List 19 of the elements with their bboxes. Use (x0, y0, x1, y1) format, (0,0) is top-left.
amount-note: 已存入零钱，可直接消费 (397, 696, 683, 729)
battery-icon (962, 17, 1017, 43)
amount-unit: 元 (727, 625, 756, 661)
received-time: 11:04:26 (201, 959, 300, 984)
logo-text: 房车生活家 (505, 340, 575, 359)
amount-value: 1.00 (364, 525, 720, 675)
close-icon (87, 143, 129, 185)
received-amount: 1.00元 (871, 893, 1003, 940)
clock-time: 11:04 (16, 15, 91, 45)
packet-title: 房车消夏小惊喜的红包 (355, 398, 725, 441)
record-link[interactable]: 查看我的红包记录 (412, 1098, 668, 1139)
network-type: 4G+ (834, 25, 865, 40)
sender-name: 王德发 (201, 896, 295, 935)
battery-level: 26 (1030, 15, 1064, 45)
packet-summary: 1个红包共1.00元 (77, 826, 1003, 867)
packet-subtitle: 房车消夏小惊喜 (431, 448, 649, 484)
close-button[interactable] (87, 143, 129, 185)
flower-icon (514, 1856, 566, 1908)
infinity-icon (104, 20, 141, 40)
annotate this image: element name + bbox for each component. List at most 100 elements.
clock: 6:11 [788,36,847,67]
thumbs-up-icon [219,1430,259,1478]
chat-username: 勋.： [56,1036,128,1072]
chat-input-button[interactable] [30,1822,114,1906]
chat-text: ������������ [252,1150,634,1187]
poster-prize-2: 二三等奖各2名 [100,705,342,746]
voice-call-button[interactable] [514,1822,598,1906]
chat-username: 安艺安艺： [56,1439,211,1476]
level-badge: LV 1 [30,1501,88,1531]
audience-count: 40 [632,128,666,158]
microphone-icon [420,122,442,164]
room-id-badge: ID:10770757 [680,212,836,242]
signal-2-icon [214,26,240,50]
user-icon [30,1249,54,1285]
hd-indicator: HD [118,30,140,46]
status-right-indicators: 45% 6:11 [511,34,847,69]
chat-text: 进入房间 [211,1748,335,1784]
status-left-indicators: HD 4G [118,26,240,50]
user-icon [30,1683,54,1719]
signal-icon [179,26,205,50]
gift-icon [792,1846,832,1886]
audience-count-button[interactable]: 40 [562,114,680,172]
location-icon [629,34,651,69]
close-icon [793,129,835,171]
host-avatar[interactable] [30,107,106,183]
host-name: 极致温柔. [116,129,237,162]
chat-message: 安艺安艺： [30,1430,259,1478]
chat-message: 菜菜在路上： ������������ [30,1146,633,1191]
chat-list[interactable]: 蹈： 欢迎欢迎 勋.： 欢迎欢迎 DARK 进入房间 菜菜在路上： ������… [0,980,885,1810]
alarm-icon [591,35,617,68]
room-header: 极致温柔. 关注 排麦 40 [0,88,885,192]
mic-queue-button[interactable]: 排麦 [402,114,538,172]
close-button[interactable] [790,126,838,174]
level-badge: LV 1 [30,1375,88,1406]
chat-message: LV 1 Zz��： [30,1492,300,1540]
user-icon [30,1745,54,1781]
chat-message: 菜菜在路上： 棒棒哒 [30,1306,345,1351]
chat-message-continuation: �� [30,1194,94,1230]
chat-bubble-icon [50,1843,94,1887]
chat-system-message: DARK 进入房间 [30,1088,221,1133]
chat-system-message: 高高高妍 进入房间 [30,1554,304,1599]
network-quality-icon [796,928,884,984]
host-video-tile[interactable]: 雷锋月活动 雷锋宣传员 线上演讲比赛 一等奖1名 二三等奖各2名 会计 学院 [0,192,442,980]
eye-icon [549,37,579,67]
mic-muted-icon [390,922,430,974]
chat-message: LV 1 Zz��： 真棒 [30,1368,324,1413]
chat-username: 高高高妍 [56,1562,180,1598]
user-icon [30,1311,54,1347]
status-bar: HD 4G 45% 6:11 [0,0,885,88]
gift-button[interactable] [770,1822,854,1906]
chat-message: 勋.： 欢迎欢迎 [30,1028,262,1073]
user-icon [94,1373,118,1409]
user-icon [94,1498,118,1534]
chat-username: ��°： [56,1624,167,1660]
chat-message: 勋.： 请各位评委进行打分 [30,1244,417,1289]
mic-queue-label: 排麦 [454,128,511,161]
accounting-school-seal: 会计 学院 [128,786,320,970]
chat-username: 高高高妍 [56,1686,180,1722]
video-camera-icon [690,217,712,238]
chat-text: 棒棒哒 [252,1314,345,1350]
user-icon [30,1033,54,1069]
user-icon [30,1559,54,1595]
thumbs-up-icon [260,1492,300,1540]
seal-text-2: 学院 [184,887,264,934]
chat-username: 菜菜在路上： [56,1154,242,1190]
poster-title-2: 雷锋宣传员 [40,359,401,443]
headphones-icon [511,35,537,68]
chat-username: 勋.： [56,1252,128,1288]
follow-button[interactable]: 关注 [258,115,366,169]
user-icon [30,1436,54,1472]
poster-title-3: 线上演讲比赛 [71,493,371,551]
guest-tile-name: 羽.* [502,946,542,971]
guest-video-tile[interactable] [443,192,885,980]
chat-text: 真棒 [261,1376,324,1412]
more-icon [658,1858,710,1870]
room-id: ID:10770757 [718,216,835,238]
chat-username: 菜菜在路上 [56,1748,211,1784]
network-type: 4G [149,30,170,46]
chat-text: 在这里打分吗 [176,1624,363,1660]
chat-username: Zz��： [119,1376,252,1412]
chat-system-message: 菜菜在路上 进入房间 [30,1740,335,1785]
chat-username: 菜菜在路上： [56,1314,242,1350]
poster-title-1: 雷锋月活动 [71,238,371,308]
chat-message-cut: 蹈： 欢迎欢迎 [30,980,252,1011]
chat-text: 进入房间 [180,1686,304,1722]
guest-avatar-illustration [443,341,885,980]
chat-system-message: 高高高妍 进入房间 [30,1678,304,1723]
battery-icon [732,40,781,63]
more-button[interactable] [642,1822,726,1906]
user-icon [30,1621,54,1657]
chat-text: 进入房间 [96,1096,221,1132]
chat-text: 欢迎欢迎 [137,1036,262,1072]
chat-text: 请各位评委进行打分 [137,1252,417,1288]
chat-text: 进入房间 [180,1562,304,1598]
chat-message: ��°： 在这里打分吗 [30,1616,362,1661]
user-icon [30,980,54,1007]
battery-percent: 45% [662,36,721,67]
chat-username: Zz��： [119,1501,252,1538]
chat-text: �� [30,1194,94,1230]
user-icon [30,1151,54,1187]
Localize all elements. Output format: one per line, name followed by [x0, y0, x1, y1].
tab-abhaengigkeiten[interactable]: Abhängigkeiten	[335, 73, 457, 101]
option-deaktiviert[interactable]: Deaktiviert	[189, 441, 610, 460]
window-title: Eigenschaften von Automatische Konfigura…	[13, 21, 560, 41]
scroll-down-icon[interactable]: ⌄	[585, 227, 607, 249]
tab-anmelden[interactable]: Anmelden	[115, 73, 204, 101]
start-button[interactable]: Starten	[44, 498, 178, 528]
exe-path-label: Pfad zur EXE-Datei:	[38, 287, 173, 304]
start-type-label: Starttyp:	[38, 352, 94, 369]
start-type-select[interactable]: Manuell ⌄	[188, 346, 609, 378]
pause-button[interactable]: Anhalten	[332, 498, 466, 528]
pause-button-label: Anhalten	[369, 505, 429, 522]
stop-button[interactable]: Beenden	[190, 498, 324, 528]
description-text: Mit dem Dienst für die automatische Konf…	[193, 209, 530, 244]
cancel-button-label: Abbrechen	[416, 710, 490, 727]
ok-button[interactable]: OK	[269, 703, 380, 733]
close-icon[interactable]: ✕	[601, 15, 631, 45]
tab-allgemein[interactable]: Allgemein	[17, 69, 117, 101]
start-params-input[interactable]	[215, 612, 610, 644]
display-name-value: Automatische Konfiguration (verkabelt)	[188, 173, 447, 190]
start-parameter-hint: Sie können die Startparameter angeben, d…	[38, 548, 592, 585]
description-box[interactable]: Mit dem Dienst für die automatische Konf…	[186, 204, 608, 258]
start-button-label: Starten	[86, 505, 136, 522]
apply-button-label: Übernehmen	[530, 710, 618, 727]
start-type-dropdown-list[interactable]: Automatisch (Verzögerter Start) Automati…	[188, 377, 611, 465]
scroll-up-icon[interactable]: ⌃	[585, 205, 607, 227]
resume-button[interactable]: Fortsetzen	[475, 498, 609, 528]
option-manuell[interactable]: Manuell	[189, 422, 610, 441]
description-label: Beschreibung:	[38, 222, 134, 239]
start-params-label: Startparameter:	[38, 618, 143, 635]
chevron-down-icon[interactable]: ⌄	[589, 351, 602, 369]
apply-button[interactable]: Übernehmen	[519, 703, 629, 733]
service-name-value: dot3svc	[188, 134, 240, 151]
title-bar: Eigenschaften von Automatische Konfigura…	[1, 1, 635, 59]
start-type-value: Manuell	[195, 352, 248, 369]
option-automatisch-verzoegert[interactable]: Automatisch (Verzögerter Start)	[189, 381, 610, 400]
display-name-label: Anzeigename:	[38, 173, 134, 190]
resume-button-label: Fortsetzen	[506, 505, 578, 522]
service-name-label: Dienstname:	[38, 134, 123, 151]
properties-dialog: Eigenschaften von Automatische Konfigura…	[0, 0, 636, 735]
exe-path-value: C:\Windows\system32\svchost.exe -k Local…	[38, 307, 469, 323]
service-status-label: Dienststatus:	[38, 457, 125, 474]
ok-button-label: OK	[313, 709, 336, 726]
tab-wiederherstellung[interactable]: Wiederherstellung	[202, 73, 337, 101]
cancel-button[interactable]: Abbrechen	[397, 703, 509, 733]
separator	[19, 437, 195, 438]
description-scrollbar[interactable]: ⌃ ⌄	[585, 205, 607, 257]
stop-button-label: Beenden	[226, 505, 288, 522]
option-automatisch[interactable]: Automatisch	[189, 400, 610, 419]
════════
▶ _À FAIRE_: Présentez en liste numérotée les lignes de la liste, du début jusqu'à celle qui contient "record-link[interactable]: 查看我的红包记录 (412, 1098, 668, 1139)", incluse. Omettez les lignes vides.

▶ _RÉSULTAT OBTENU_:
1. List 19 of the elements with their bboxes. Use (x0, y0, x1, y1) format, (0,0) is top-left.
2. amount-note: 已存入零钱，可直接消费 (397, 696, 683, 729)
3. battery-icon (962, 17, 1017, 43)
4. amount-unit: 元 (727, 625, 756, 661)
5. received-time: 11:04:26 (201, 959, 300, 984)
6. logo-text: 房车生活家 (505, 340, 575, 359)
7. amount-value: 1.00 (364, 525, 720, 675)
8. close-icon (87, 143, 129, 185)
9. received-amount: 1.00元 (871, 893, 1003, 940)
10. clock-time: 11:04 (16, 15, 91, 45)
11. packet-title: 房车消夏小惊喜的红包 (355, 398, 725, 441)
12. record-link[interactable]: 查看我的红包记录 (412, 1098, 668, 1139)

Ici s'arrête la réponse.